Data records
[start]
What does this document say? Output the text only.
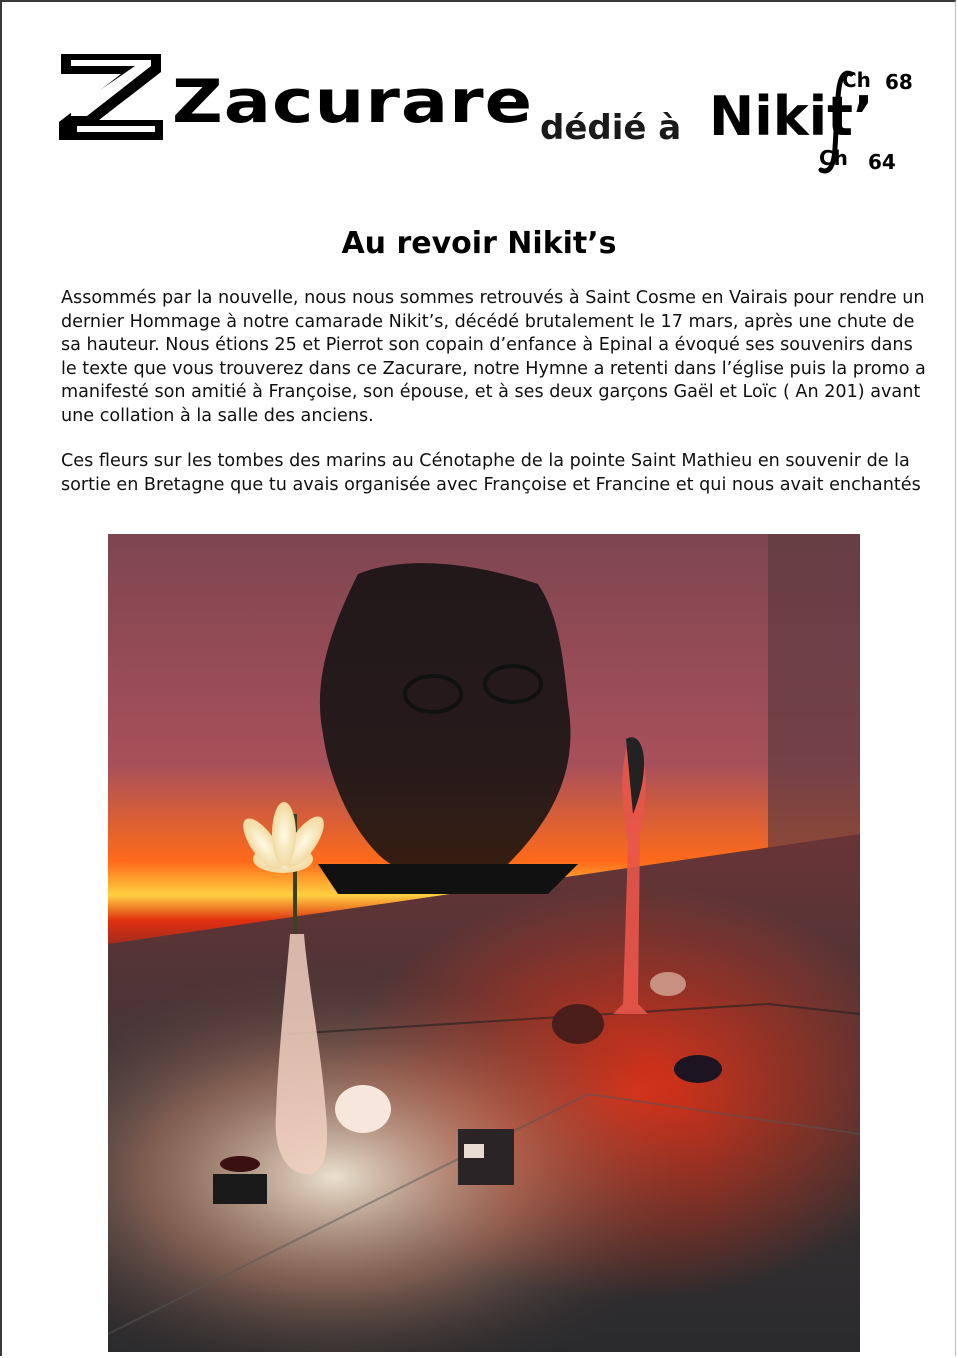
Zacurare dédié à Nikit’
Ch 68
Ch 64
Au revoir Nikit’s

Assommés par la nouvelle, nous nous sommes retrouvés à Saint Cosme en Vairais pour rendre un dernier Hommage à notre camarade Nikit’s, décédé brutalement le 17 mars, après une chute de sa hauteur. Nous étions 25 et Pierrot son copain d’enfance à Epinal a évoqué ses souvenirs dans le texte que vous trouverez dans ce Zacurare, notre Hymne a retenti dans l’église puis la promo a manifesté son amitié à Françoise, son épouse, et à ses deux garçons Gaël et Loïc ( An 201) avant une collation à la salle des anciens.

Ces fleurs sur les tombes des marins au Cénotaphe de la pointe Saint Mathieu en souvenir de la sortie en Bretagne que tu avais organisée avec Françoise et Francine et qui nous avait enchantés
[end]
▸ **PROBLEM TO SOLVE**:
Leave the pictures out and reproduce each record exactly as written.

▸ **PROBLEM SOLUTION**:
What does this document say? Output the text only.
Zacurare dédié à Nikit’
Ch 68
Ch 64
Au revoir Nikit’s

Assommés par la nouvelle, nous nous sommes retrouvés à Saint Cosme en Vairais pour rendre un dernier Hommage à notre camarade Nikit’s, décédé brutalement le 17 mars, après une chute de sa hauteur. Nous étions 25 et Pierrot son copain d’enfance à Epinal a évoqué ses souvenirs dans le texte que vous trouverez dans ce Zacurare, notre Hymne a retenti dans l’église puis la promo a manifesté son amitié à Françoise, son épouse, et à ses deux garçons Gaël et Loïc ( An 201) avant une collation à la salle des anciens.

Ces fleurs sur les tombes des marins au Cénotaphe de la pointe Saint Mathieu en souvenir de la sortie en Bretagne que tu avais organisée avec Françoise et Francine et qui nous avait enchantés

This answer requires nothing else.